[Begin]

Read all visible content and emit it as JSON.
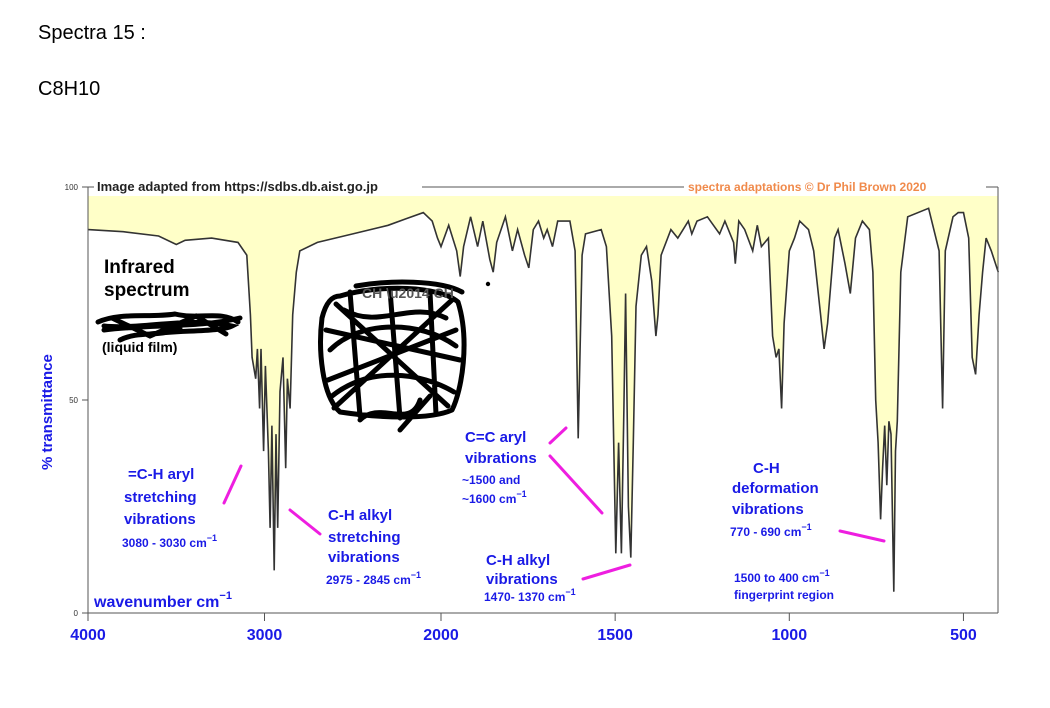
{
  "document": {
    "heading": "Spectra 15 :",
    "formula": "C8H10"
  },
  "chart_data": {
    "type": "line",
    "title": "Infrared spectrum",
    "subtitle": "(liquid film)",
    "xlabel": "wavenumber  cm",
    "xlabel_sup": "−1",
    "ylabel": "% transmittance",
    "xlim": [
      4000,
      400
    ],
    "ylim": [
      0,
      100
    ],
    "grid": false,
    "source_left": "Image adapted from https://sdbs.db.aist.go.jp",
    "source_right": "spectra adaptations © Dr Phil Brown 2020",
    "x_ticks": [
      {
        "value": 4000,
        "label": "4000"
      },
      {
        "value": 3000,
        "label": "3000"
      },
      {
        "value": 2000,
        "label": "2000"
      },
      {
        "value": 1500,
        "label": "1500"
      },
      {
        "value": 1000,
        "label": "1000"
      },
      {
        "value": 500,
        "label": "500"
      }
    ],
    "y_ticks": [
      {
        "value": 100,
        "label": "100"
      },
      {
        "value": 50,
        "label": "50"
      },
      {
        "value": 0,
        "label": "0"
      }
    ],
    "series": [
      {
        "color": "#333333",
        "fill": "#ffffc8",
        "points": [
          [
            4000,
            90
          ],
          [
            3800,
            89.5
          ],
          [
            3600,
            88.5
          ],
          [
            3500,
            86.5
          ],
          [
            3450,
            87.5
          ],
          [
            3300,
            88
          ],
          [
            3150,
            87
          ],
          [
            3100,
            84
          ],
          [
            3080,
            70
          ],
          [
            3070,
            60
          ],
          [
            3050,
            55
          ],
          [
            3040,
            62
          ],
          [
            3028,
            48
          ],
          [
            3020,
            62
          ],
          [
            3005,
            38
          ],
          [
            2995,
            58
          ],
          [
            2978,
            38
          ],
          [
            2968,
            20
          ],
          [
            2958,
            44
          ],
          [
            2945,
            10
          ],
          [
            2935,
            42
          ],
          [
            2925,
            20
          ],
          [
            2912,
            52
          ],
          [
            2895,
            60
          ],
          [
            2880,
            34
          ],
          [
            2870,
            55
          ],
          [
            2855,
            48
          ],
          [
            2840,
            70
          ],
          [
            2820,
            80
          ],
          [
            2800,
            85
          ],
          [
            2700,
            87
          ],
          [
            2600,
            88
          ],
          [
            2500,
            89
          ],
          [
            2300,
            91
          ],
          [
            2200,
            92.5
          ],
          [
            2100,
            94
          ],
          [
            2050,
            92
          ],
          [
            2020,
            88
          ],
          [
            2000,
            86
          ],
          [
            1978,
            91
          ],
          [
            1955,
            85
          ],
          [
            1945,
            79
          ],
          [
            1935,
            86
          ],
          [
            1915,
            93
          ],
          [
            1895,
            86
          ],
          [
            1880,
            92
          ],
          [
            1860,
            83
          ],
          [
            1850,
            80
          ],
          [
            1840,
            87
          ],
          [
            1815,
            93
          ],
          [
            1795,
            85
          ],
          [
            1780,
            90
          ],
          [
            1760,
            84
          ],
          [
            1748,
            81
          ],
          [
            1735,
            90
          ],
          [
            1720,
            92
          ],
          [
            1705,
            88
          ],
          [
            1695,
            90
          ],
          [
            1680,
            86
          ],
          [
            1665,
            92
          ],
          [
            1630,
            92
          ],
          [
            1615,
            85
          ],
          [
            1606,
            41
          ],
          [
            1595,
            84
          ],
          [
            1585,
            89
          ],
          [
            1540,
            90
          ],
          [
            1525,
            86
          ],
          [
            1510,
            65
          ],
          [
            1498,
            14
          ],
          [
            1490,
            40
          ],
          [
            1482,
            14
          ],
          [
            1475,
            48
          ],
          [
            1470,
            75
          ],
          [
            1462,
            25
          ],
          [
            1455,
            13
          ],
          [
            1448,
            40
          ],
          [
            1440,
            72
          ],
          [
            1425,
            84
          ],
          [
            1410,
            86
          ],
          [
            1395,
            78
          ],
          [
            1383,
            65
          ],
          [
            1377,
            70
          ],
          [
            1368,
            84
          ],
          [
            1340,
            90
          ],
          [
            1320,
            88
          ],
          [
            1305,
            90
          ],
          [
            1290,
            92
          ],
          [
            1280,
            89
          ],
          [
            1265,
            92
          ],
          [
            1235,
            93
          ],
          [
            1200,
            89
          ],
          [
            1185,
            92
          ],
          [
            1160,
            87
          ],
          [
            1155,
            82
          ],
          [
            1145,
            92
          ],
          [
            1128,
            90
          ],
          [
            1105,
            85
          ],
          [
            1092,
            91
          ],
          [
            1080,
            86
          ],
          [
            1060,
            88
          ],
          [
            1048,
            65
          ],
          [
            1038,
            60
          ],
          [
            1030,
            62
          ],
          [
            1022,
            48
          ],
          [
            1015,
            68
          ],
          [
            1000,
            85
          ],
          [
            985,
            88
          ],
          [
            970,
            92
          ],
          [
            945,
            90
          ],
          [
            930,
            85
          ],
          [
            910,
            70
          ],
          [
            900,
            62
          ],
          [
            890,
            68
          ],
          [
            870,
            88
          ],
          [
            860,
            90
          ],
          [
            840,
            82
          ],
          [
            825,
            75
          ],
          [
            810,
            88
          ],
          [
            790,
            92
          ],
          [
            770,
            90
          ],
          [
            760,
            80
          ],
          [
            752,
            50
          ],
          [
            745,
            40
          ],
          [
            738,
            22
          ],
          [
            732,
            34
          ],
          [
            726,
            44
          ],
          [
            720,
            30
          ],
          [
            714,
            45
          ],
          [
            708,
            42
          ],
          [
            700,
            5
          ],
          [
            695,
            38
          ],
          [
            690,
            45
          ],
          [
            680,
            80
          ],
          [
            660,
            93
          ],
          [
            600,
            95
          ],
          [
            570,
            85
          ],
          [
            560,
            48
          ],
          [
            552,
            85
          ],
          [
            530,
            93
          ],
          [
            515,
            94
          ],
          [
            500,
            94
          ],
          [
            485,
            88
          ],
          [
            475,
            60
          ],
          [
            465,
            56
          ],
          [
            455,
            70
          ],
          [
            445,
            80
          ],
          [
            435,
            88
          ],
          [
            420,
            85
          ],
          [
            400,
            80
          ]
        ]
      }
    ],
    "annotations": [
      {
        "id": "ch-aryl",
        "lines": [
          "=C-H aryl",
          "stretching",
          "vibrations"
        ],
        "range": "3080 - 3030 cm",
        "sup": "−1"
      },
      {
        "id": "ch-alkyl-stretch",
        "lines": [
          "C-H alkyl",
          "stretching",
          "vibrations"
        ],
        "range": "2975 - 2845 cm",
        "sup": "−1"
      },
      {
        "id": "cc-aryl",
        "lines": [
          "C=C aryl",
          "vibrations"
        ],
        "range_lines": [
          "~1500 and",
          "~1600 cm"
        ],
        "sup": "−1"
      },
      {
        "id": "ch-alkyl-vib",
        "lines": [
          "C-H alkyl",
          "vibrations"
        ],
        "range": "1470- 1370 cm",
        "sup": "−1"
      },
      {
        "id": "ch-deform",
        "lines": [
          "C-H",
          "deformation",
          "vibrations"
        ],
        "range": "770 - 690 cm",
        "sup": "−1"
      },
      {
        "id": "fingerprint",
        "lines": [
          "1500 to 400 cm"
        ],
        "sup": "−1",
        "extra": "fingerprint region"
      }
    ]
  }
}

[End]

### EXERCISE REQUIREMENTS
Report the number of lines in the listing above that include the word "value", and nothing else.

### WORKED ANSWER
9